======== Data for this task ========
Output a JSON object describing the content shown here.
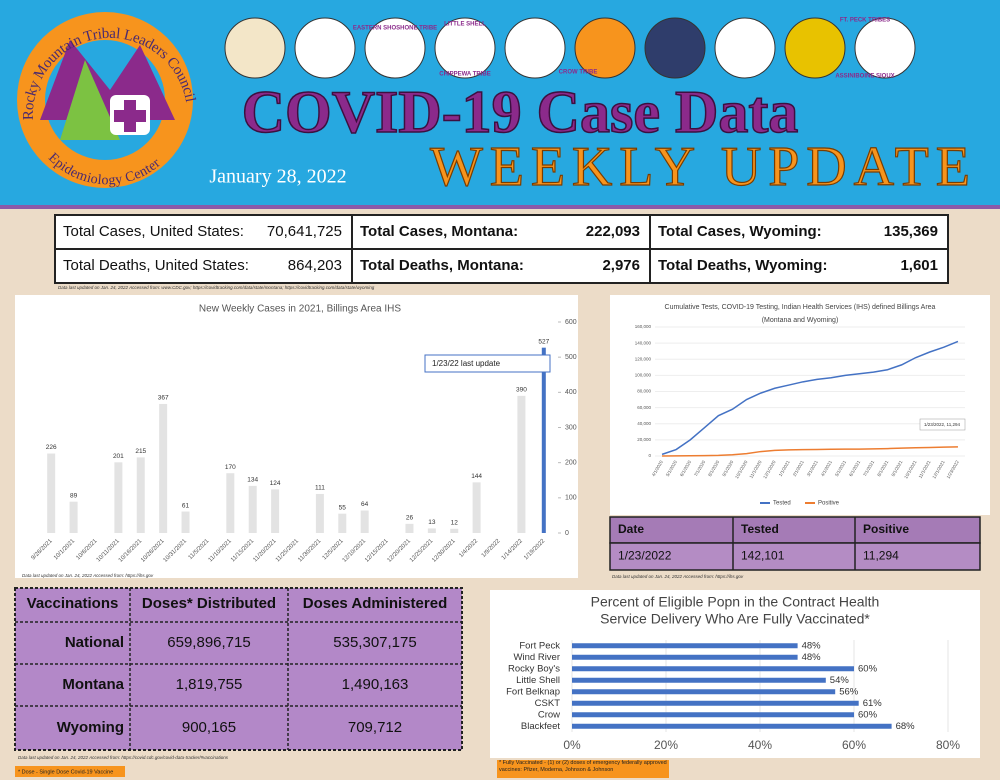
{
  "header": {
    "org_name": "Rocky Mountain Tribal Leaders Council",
    "org_sub": "Epidemiology Center",
    "title": "COVID-19 Case Data",
    "subtitle": "WEEKLY UPDATE",
    "date": "January 28, 2022",
    "logo_texts": [
      "EASTERN SHOSHONE TRIBE",
      "LITTLE SHELL",
      "CHIPPEWA TRIBE",
      "CROW TRIBE",
      "FT. PECK TRIBES",
      "ASSINIBOINE SIOUX"
    ]
  },
  "summary": {
    "rows": [
      [
        {
          "label": "Total Cases, United States:",
          "value": "70,641,725"
        },
        {
          "label": "Total Cases, Montana:",
          "value": "222,093"
        },
        {
          "label": "Total Cases, Wyoming:",
          "value": "135,369"
        }
      ],
      [
        {
          "label": "Total Deaths, United States:",
          "value": "864,203"
        },
        {
          "label": "Total Deaths, Montana:",
          "value": "2,976"
        },
        {
          "label": "Total Deaths, Wyoming:",
          "value": "1,601"
        }
      ]
    ],
    "note": "Data last updated on Jan. 24, 2022 Accessed from: www.CDC.gov; https://covidtracking.com/data/state/montana; https://covidtracking.com/data/state/wyoming"
  },
  "chart_data": [
    {
      "type": "bar",
      "title": "New Weekly Cases in 2021, Billings Area IHS",
      "categories": [
        "9/26/2021",
        "10/1/2021",
        "10/6/2021",
        "10/11/2021",
        "10/16/2021",
        "10/26/2021",
        "10/31/2021",
        "11/5/2021",
        "11/10/2021",
        "11/15/2021",
        "11/20/2021",
        "11/25/2021",
        "11/30/2021",
        "12/5/2021",
        "12/10/2021",
        "12/15/2021",
        "12/20/2021",
        "12/25/2021",
        "12/30/2021",
        "1/4/2022",
        "1/9/2022",
        "1/14/2022",
        "1/19/2022"
      ],
      "values": [
        226,
        89,
        null,
        201,
        215,
        367,
        61,
        null,
        170,
        134,
        124,
        null,
        111,
        55,
        64,
        null,
        26,
        13,
        12,
        144,
        null,
        390,
        527
      ],
      "color": "#e3e3e3",
      "highlight_color": "#4472c4",
      "y2lim": [
        0,
        600
      ],
      "y2ticks": [
        0,
        100,
        200,
        300,
        400,
        500,
        600
      ],
      "annotation": "1/23/22  last update",
      "note": "Data last updated on Jan. 24, 2022 Accessed from: https://ihs.gov"
    },
    {
      "type": "line",
      "title": [
        "Cumulative Tests, COVID-19 Testing, Indian Health Services (IHS) defined Billings Area",
        "(Montana and Wyoming)"
      ],
      "categories": [
        "4/1/2020",
        "5/1/2020",
        "6/1/2020",
        "7/1/2020",
        "8/1/2020",
        "9/1/2020",
        "10/1/2020",
        "11/1/2020",
        "12/1/2020",
        "1/1/2021",
        "2/1/2021",
        "3/1/2021",
        "4/1/2021",
        "5/1/2021",
        "6/1/2021",
        "7/1/2021",
        "8/1/2021",
        "9/1/2021",
        "10/1/2021",
        "11/1/2021",
        "12/1/2021",
        "1/23/2022"
      ],
      "series": [
        {
          "name": "Tested",
          "color": "#4472c4",
          "values": [
            2000,
            8000,
            20000,
            35000,
            50000,
            58000,
            70000,
            78000,
            84000,
            88000,
            92000,
            95000,
            97000,
            100000,
            102000,
            104000,
            107000,
            113000,
            122000,
            129000,
            135000,
            142101
          ]
        },
        {
          "name": "Positive",
          "color": "#ed7d31",
          "values": [
            0,
            100,
            300,
            500,
            800,
            1500,
            3000,
            5500,
            7000,
            7600,
            7900,
            8100,
            8300,
            8500,
            8600,
            8800,
            9200,
            9700,
            10200,
            10600,
            11000,
            11294
          ]
        }
      ],
      "ylim": [
        0,
        160000
      ],
      "yticks": [
        0,
        {
          "value": 20000,
          "label": "20,000"
        },
        {
          "value": 40000,
          "label": "40,000"
        },
        {
          "value": 60000,
          "label": "60,000"
        },
        {
          "value": 80000,
          "label": "80,000"
        },
        {
          "value": 100000,
          "label": "100,000"
        },
        {
          "value": 120000,
          "label": "120,000"
        },
        {
          "value": 140000,
          "label": "140,000"
        },
        {
          "value": 160000,
          "label": "160,000"
        }
      ],
      "annotation": "1/23/2022, 11,294",
      "legend": "bottom"
    },
    {
      "type": "hbar",
      "title": [
        "Percent of Eligible Popn in the Contract Health",
        "Service Delivery Who Are Fully Vaccinated*"
      ],
      "categories": [
        "Fort Peck",
        "Wind River",
        "Rocky Boy's",
        "Little Shell",
        "Fort Belknap",
        "CSKT",
        "Crow",
        "Blackfeet"
      ],
      "values": [
        48,
        48,
        60,
        54,
        56,
        61,
        60,
        68
      ],
      "value_labels": [
        "48%",
        "48%",
        "60%",
        "54%",
        "56%",
        "61%",
        "60%",
        "68%"
      ],
      "color": "#4472c4",
      "xlim": [
        0,
        80
      ],
      "xticks": [
        {
          "value": 0,
          "label": "0%"
        },
        {
          "value": 20,
          "label": "20%"
        },
        {
          "value": 40,
          "label": "40%"
        },
        {
          "value": 60,
          "label": "60%"
        },
        {
          "value": 80,
          "label": "80%"
        }
      ],
      "note": "* Fully Vaccinated - (1) or (2) doses of emergency federally approved vaccines: Pfizer, Moderna, Johnson & Johnson"
    }
  ],
  "tests_table": {
    "header": [
      "Date",
      "Tested",
      "Positive"
    ],
    "rows": [
      [
        "1/23/2022",
        "142,101",
        "11,294"
      ]
    ],
    "note": "Data last updated on Jan. 24, 2022 Accessed from: https://ihs.gov"
  },
  "vaccination_table": {
    "header": [
      "Vaccinations",
      "Doses* Distributed",
      "Doses Administered"
    ],
    "rows": [
      [
        "National",
        "659,896,715",
        "535,307,175"
      ],
      [
        "Montana",
        "1,819,755",
        "1,490,163"
      ],
      [
        "Wyoming",
        "900,165",
        "709,712"
      ]
    ],
    "note": "Data last updated on Jan. 24, 2022 Accessed from: https://covid.cdc.gov/covid-data-tracker/#vaccinations",
    "footnote": "* Dose - Single Dose Covid-19 Vaccine"
  }
}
========
Exercise objective >>
Make an exact copy of every record, pictures excluded.

Exercise response >>
Output a JSON object describing the content shown here.
{
  "header": {
    "org_name": "Rocky Mountain Tribal Leaders Council",
    "org_sub": "Epidemiology Center",
    "title": "COVID-19 Case Data",
    "subtitle": "WEEKLY UPDATE",
    "date": "January 28, 2022",
    "logo_texts": [
      "EASTERN SHOSHONE TRIBE",
      "LITTLE SHELL",
      "CHIPPEWA TRIBE",
      "CROW TRIBE",
      "FT. PECK TRIBES",
      "ASSINIBOINE SIOUX"
    ]
  },
  "summary": {
    "rows": [
      [
        {
          "label": "Total Cases, United States:",
          "value": "70,641,725"
        },
        {
          "label": "Total Cases, Montana:",
          "value": "222,093"
        },
        {
          "label": "Total Cases, Wyoming:",
          "value": "135,369"
        }
      ],
      [
        {
          "label": "Total Deaths, United States:",
          "value": "864,203"
        },
        {
          "label": "Total Deaths, Montana:",
          "value": "2,976"
        },
        {
          "label": "Total Deaths, Wyoming:",
          "value": "1,601"
        }
      ]
    ],
    "note": "Data last updated on Jan. 24, 2022 Accessed from: www.CDC.gov; https://covidtracking.com/data/state/montana; https://covidtracking.com/data/state/wyoming"
  },
  "chart_data": [
    {
      "type": "bar",
      "title": "New Weekly Cases in 2021, Billings Area IHS",
      "categories": [
        "9/26/2021",
        "10/1/2021",
        "10/6/2021",
        "10/11/2021",
        "10/16/2021",
        "10/26/2021",
        "10/31/2021",
        "11/5/2021",
        "11/10/2021",
        "11/15/2021",
        "11/20/2021",
        "11/25/2021",
        "11/30/2021",
        "12/5/2021",
        "12/10/2021",
        "12/15/2021",
        "12/20/2021",
        "12/25/2021",
        "12/30/2021",
        "1/4/2022",
        "1/9/2022",
        "1/14/2022",
        "1/19/2022"
      ],
      "values": [
        226,
        89,
        null,
        201,
        215,
        367,
        61,
        null,
        170,
        134,
        124,
        null,
        111,
        55,
        64,
        null,
        26,
        13,
        12,
        144,
        null,
        390,
        527
      ],
      "color": "#e3e3e3",
      "highlight_color": "#4472c4",
      "y2lim": [
        0,
        600
      ],
      "y2ticks": [
        0,
        100,
        200,
        300,
        400,
        500,
        600
      ],
      "annotation": "1/23/22  last update",
      "note": "Data last updated on Jan. 24, 2022 Accessed from: https://ihs.gov"
    },
    {
      "type": "line",
      "title": [
        "Cumulative Tests, COVID-19 Testing, Indian Health Services (IHS) defined Billings Area",
        "(Montana and Wyoming)"
      ],
      "categories": [
        "4/1/2020",
        "5/1/2020",
        "6/1/2020",
        "7/1/2020",
        "8/1/2020",
        "9/1/2020",
        "10/1/2020",
        "11/1/2020",
        "12/1/2020",
        "1/1/2021",
        "2/1/2021",
        "3/1/2021",
        "4/1/2021",
        "5/1/2021",
        "6/1/2021",
        "7/1/2021",
        "8/1/2021",
        "9/1/2021",
        "10/1/2021",
        "11/1/2021",
        "12/1/2021",
        "1/23/2022"
      ],
      "series": [
        {
          "name": "Tested",
          "color": "#4472c4",
          "values": [
            2000,
            8000,
            20000,
            35000,
            50000,
            58000,
            70000,
            78000,
            84000,
            88000,
            92000,
            95000,
            97000,
            100000,
            102000,
            104000,
            107000,
            113000,
            122000,
            129000,
            135000,
            142101
          ]
        },
        {
          "name": "Positive",
          "color": "#ed7d31",
          "values": [
            0,
            100,
            300,
            500,
            800,
            1500,
            3000,
            5500,
            7000,
            7600,
            7900,
            8100,
            8300,
            8500,
            8600,
            8800,
            9200,
            9700,
            10200,
            10600,
            11000,
            11294
          ]
        }
      ],
      "ylim": [
        0,
        160000
      ],
      "yticks": [
        0,
        {
          "value": 20000,
          "label": "20,000"
        },
        {
          "value": 40000,
          "label": "40,000"
        },
        {
          "value": 60000,
          "label": "60,000"
        },
        {
          "value": 80000,
          "label": "80,000"
        },
        {
          "value": 100000,
          "label": "100,000"
        },
        {
          "value": 120000,
          "label": "120,000"
        },
        {
          "value": 140000,
          "label": "140,000"
        },
        {
          "value": 160000,
          "label": "160,000"
        }
      ],
      "annotation": "1/23/2022, 11,294",
      "legend": "bottom"
    },
    {
      "type": "hbar",
      "title": [
        "Percent of Eligible Popn in the Contract Health",
        "Service Delivery Who Are Fully Vaccinated*"
      ],
      "categories": [
        "Fort Peck",
        "Wind River",
        "Rocky Boy's",
        "Little Shell",
        "Fort Belknap",
        "CSKT",
        "Crow",
        "Blackfeet"
      ],
      "values": [
        48,
        48,
        60,
        54,
        56,
        61,
        60,
        68
      ],
      "value_labels": [
        "48%",
        "48%",
        "60%",
        "54%",
        "56%",
        "61%",
        "60%",
        "68%"
      ],
      "color": "#4472c4",
      "xlim": [
        0,
        80
      ],
      "xticks": [
        {
          "value": 0,
          "label": "0%"
        },
        {
          "value": 20,
          "label": "20%"
        },
        {
          "value": 40,
          "label": "40%"
        },
        {
          "value": 60,
          "label": "60%"
        },
        {
          "value": 80,
          "label": "80%"
        }
      ],
      "note": "* Fully Vaccinated - (1) or (2) doses of emergency federally approved vaccines: Pfizer, Moderna, Johnson & Johnson"
    }
  ],
  "tests_table": {
    "header": [
      "Date",
      "Tested",
      "Positive"
    ],
    "rows": [
      [
        "1/23/2022",
        "142,101",
        "11,294"
      ]
    ],
    "note": "Data last updated on Jan. 24, 2022 Accessed from: https://ihs.gov"
  },
  "vaccination_table": {
    "header": [
      "Vaccinations",
      "Doses* Distributed",
      "Doses Administered"
    ],
    "rows": [
      [
        "National",
        "659,896,715",
        "535,307,175"
      ],
      [
        "Montana",
        "1,819,755",
        "1,490,163"
      ],
      [
        "Wyoming",
        "900,165",
        "709,712"
      ]
    ],
    "note": "Data last updated on Jan. 24, 2022 Accessed from: https://covid.cdc.gov/covid-data-tracker/#vaccinations",
    "footnote": "* Dose - Single Dose Covid-19 Vaccine"
  }
}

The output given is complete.